[START]

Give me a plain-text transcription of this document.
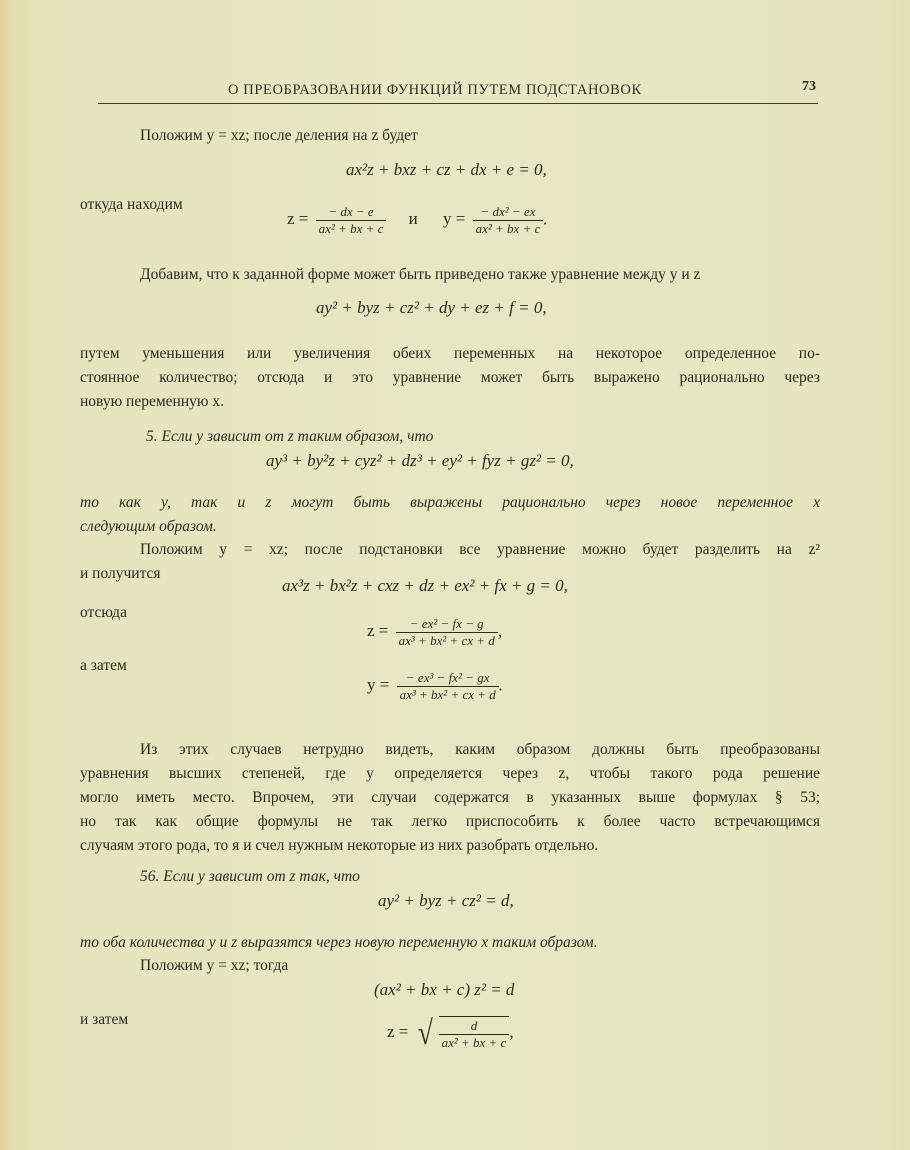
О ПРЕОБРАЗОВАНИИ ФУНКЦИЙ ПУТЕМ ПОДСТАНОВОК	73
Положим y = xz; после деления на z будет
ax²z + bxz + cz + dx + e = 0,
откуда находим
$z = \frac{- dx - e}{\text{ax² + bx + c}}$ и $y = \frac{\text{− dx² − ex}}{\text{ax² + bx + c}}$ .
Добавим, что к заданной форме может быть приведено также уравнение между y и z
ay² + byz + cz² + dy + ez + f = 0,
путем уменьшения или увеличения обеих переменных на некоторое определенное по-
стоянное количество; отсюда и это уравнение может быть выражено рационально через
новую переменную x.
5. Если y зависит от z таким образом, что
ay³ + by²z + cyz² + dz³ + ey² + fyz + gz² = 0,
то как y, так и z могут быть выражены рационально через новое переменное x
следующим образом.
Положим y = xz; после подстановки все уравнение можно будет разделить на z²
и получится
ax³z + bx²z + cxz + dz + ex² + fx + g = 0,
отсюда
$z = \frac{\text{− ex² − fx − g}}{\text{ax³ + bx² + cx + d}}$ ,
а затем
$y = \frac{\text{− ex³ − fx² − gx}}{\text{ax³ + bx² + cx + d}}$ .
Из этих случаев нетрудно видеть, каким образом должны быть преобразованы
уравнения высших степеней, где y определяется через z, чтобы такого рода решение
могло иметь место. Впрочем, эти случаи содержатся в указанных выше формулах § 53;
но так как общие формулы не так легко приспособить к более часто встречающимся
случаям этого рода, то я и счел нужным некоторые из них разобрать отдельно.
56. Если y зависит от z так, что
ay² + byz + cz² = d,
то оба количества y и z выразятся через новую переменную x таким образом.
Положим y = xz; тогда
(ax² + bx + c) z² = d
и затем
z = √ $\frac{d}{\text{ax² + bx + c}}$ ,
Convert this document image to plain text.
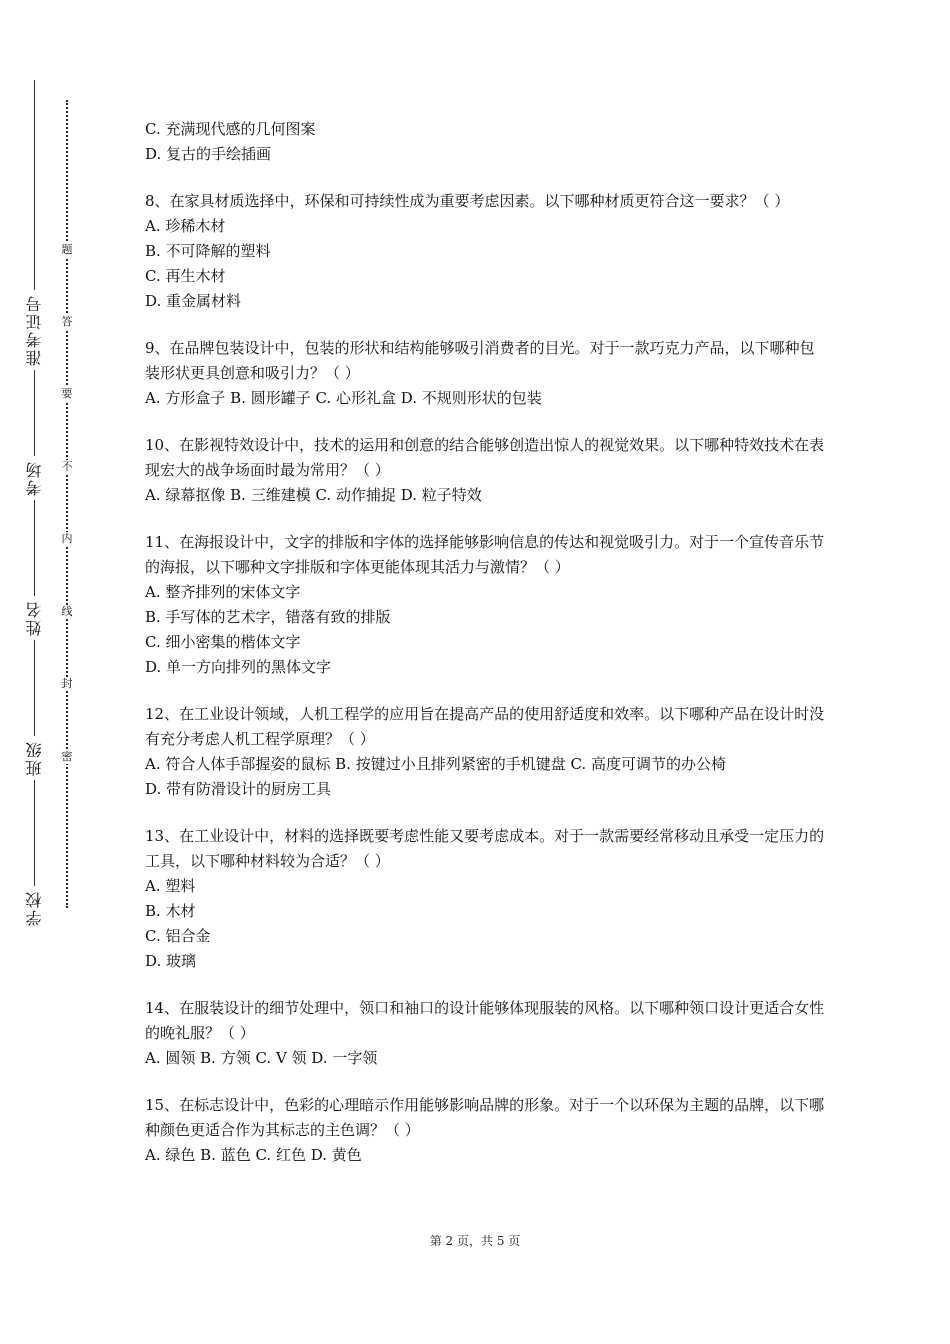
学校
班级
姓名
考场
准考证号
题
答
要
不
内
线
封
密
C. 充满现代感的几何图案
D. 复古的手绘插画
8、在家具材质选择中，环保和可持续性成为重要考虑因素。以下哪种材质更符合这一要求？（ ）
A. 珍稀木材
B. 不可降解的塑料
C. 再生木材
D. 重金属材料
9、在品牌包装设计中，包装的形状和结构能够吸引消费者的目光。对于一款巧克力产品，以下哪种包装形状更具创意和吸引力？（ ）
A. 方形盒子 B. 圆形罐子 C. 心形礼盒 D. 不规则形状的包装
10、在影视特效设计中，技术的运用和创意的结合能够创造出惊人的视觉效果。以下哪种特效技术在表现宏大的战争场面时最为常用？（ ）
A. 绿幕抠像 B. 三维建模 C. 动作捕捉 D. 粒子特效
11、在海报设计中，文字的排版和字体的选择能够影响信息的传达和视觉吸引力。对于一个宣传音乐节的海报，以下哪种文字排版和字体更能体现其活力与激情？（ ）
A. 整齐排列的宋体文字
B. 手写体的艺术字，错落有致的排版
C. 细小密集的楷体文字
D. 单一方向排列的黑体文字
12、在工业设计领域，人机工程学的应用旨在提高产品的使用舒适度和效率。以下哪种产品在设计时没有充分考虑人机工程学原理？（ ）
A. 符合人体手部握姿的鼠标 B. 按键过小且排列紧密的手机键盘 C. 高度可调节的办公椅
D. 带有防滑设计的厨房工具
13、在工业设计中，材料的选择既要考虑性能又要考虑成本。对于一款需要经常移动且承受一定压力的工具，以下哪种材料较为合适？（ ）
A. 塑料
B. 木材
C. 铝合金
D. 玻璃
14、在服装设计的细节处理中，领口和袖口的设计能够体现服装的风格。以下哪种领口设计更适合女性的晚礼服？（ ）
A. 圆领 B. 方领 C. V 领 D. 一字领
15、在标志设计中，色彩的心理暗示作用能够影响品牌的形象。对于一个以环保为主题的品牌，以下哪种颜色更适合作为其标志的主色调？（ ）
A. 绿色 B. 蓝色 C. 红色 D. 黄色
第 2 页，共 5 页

[END]

▶ [JOB]:
Quote every record above exactly, leaving out any pictures.

▶ [TASK ANSWER]:
Give me a plain-text transcription of this document.
О ПРЕОБРАЗОВАНИИ ФУНКЦИЙ ПУТЕМ ПОДСТАНОВОК	73
Положим y = xz; после деления на z будет
ax²z + bxz + cz + dx + e = 0,
откуда находим
$z = \frac{- dx - e}{\text{ax² + bx + c}}$ и $y = \frac{\text{− dx² − ex}}{\text{ax² + bx + c}}$ .
Добавим, что к заданной форме может быть приведено также уравнение между y и z
ay² + byz + cz² + dy + ez + f = 0,
путем уменьшения или увеличения обеих переменных на некоторое определенное по-
стоянное количество; отсюда и это уравнение может быть выражено рационально через
новую переменную x.
5. Если y зависит от z таким образом, что
ay³ + by²z + cyz² + dz³ + ey² + fyz + gz² = 0,
то как y, так и z могут быть выражены рационально через новое переменное x
следующим образом.
Положим y = xz; после подстановки все уравнение можно будет разделить на z²
и получится
ax³z + bx²z + cxz + dz + ex² + fx + g = 0,
отсюда
$z = \frac{\text{− ex² − fx − g}}{\text{ax³ + bx² + cx + d}}$ ,
а затем
$y = \frac{\text{− ex³ − fx² − gx}}{\text{ax³ + bx² + cx + d}}$ .
Из этих случаев нетрудно видеть, каким образом должны быть преобразованы
уравнения высших степеней, где y определяется через z, чтобы такого рода решение
могло иметь место. Впрочем, эти случаи содержатся в указанных выше формулах § 53;
но так как общие формулы не так легко приспособить к более часто встречающимся
случаям этого рода, то я и счел нужным некоторые из них разобрать отдельно.
56. Если y зависит от z так, что
ay² + byz + cz² = d,
то оба количества y и z выразятся через новую переменную x таким образом.
Положим y = xz; тогда
(ax² + bx + c) z² = d
и затем
z = √ $\frac{d}{\text{ax² + bx + c}}$ ,
Convert this document image to plain text.
学校
班级
姓名
考场
准考证号
题
答
要
不
内
线
封
密
C. 充满现代感的几何图案
D. 复古的手绘插画
8、在家具材质选择中，环保和可持续性成为重要考虑因素。以下哪种材质更符合这一要求？（ ）
A. 珍稀木材
B. 不可降解的塑料
C. 再生木材
D. 重金属材料
9、在品牌包装设计中，包装的形状和结构能够吸引消费者的目光。对于一款巧克力产品，以下哪种包装形状更具创意和吸引力？（ ）
A. 方形盒子 B. 圆形罐子 C. 心形礼盒 D. 不规则形状的包装
10、在影视特效设计中，技术的运用和创意的结合能够创造出惊人的视觉效果。以下哪种特效技术在表现宏大的战争场面时最为常用？（ ）
A. 绿幕抠像 B. 三维建模 C. 动作捕捉 D. 粒子特效
11、在海报设计中，文字的排版和字体的选择能够影响信息的传达和视觉吸引力。对于一个宣传音乐节的海报，以下哪种文字排版和字体更能体现其活力与激情？（ ）
A. 整齐排列的宋体文字
B. 手写体的艺术字，错落有致的排版
C. 细小密集的楷体文字
D. 单一方向排列的黑体文字
12、在工业设计领域，人机工程学的应用旨在提高产品的使用舒适度和效率。以下哪种产品在设计时没有充分考虑人机工程学原理？（ ）
A. 符合人体手部握姿的鼠标 B. 按键过小且排列紧密的手机键盘 C. 高度可调节的办公椅
D. 带有防滑设计的厨房工具
13、在工业设计中，材料的选择既要考虑性能又要考虑成本。对于一款需要经常移动且承受一定压力的工具，以下哪种材料较为合适？（ ）
A. 塑料
B. 木材
C. 铝合金
D. 玻璃
14、在服装设计的细节处理中，领口和袖口的设计能够体现服装的风格。以下哪种领口设计更适合女性的晚礼服？（ ）
A. 圆领 B. 方领 C. V 领 D. 一字领
15、在标志设计中，色彩的心理暗示作用能够影响品牌的形象。对于一个以环保为主题的品牌，以下哪种颜色更适合作为其标志的主色调？（ ）
A. 绿色 B. 蓝色 C. 红色 D. 黄色
第 2 页，共 5 页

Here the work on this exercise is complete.